- [Aim]
Pick out each line with the word "placeholder" from the material that follows.

(Data entries)
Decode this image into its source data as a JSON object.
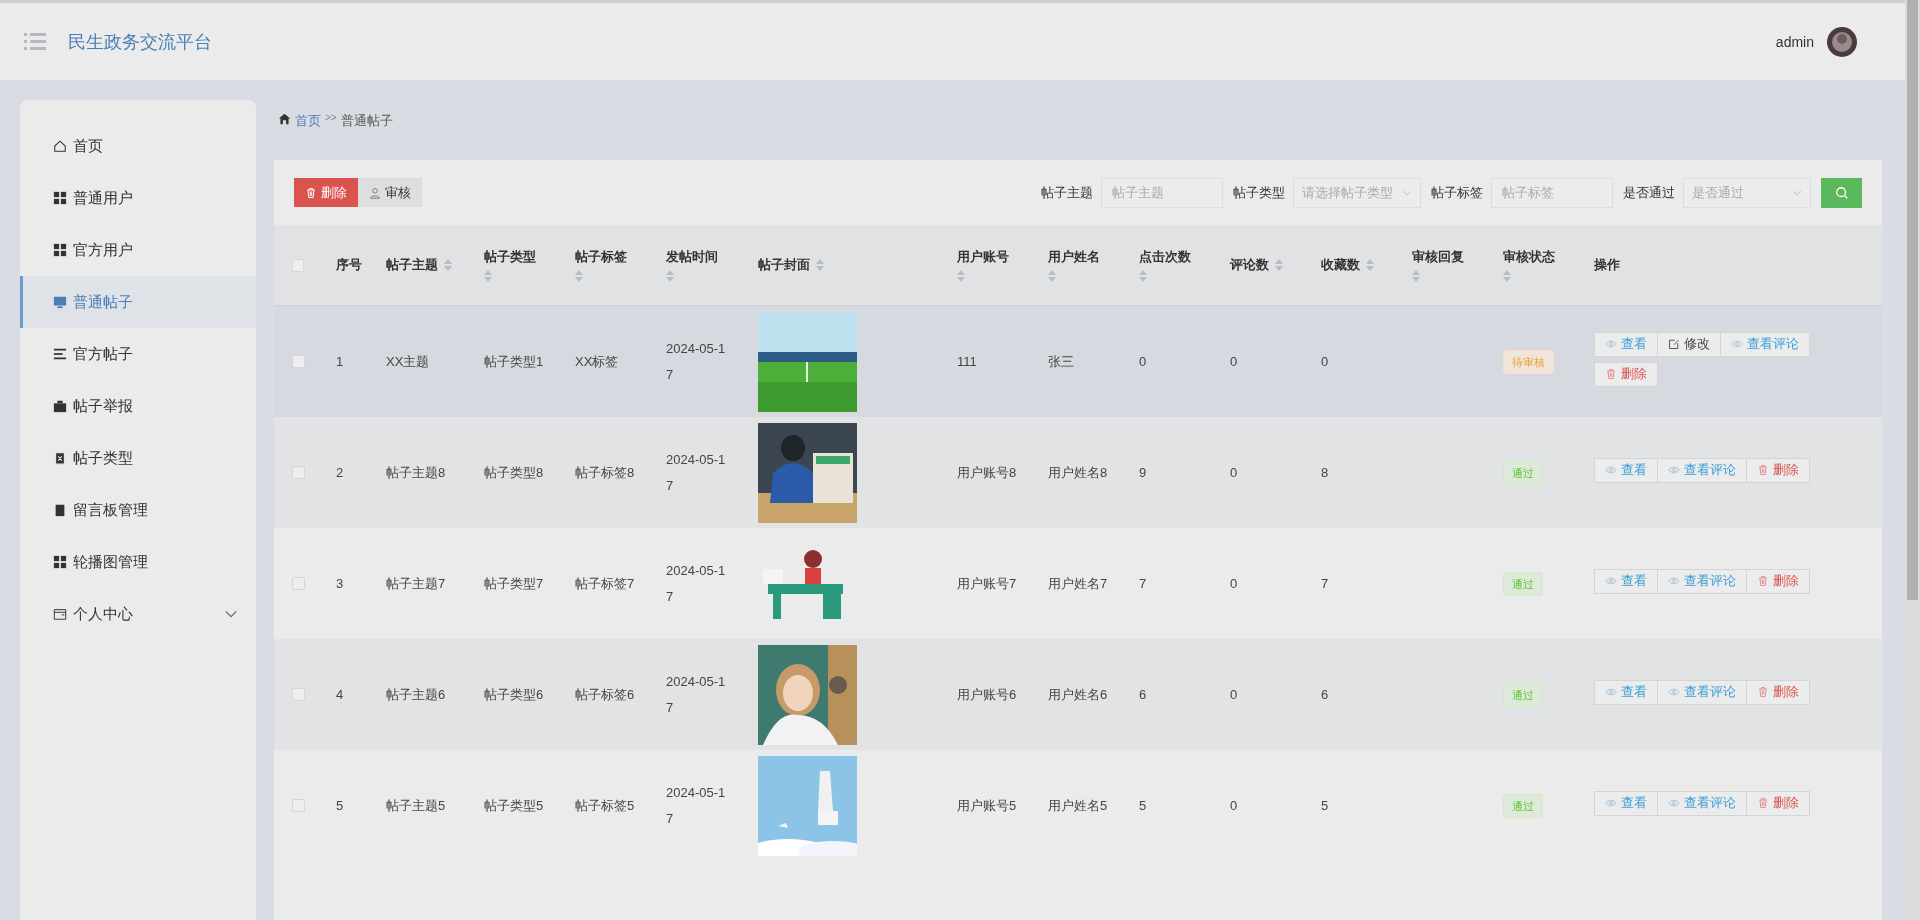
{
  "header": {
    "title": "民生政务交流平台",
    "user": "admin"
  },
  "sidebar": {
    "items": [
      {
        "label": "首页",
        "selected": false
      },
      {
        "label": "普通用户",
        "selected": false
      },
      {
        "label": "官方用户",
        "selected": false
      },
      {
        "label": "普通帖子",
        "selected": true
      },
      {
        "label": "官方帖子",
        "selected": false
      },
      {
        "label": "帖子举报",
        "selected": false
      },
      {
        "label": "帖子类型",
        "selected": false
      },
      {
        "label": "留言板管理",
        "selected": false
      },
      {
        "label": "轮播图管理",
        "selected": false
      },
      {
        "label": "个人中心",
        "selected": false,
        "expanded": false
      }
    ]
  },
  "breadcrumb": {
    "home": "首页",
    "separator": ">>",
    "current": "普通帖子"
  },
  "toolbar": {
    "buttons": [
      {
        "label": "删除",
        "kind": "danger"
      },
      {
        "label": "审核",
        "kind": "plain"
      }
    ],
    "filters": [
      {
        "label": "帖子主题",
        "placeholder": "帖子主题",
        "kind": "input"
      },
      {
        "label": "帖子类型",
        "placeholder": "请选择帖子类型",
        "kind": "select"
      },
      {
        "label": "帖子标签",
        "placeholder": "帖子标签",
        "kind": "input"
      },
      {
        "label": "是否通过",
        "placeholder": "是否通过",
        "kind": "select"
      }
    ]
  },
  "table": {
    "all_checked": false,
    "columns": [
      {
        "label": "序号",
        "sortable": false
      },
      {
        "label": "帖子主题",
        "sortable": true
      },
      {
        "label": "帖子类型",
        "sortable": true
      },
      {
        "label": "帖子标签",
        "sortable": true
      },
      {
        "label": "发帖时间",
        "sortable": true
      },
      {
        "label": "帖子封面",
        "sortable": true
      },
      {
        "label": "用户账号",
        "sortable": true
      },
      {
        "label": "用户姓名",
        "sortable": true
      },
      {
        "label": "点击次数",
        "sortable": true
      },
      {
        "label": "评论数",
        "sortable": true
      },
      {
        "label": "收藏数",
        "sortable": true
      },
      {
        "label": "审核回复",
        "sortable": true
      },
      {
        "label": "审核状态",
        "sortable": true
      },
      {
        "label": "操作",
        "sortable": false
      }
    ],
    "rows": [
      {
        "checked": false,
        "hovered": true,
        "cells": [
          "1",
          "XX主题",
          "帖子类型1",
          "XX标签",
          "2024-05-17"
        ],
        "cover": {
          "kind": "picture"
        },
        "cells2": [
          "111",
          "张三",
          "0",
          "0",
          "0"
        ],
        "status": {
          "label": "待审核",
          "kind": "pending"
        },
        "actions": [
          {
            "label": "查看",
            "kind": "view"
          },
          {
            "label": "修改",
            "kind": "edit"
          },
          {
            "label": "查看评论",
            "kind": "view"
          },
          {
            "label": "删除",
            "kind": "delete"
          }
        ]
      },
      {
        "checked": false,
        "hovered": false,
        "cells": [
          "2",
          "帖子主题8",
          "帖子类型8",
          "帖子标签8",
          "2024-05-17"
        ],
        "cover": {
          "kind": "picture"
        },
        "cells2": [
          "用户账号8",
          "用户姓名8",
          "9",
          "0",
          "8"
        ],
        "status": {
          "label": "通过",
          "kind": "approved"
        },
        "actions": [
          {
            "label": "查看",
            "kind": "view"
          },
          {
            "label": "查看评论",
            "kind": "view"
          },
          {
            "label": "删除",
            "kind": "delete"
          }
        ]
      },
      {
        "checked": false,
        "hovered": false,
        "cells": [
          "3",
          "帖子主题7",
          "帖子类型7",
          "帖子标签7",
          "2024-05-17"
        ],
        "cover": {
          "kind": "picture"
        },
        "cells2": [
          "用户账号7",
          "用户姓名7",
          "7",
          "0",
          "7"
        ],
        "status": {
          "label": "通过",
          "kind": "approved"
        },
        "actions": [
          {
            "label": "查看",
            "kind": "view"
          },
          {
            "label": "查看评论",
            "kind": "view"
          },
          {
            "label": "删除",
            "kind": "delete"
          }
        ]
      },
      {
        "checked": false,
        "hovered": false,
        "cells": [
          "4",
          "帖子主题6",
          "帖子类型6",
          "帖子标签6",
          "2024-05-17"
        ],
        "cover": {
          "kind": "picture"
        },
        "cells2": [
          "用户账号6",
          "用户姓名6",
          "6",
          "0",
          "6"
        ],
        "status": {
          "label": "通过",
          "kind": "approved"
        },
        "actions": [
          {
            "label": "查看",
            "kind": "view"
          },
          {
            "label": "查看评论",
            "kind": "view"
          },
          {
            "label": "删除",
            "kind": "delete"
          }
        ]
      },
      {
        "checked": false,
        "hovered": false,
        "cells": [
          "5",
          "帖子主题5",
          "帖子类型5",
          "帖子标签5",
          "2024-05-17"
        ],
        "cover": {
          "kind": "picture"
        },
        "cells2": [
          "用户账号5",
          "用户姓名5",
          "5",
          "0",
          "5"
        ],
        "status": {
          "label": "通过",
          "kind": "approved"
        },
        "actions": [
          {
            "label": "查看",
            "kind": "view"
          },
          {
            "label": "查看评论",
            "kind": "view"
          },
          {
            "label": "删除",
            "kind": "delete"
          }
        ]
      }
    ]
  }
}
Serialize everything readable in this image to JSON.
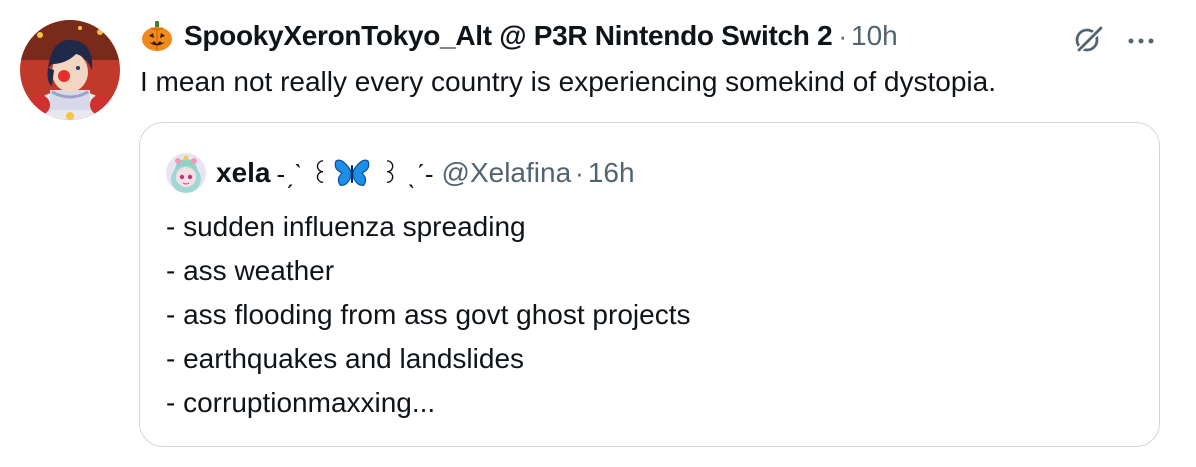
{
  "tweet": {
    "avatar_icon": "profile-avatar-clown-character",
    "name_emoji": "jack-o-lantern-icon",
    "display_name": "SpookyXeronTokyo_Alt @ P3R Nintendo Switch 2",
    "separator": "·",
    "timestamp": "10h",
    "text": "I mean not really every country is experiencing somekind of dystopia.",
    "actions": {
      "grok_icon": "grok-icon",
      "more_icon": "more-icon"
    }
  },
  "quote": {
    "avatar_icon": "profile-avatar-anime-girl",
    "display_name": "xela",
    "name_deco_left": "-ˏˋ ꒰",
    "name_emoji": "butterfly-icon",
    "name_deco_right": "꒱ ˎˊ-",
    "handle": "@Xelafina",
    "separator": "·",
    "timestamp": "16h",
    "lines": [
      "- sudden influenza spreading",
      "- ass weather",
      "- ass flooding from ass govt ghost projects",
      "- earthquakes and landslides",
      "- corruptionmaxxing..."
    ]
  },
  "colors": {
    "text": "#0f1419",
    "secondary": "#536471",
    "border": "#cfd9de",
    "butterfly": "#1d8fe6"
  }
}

- [Solution for this problem]
        "placeholder": "帖子主题",
        "placeholder": "请选择帖子类型",
        "placeholder": "帖子标签",
        "placeholder": "是否通过",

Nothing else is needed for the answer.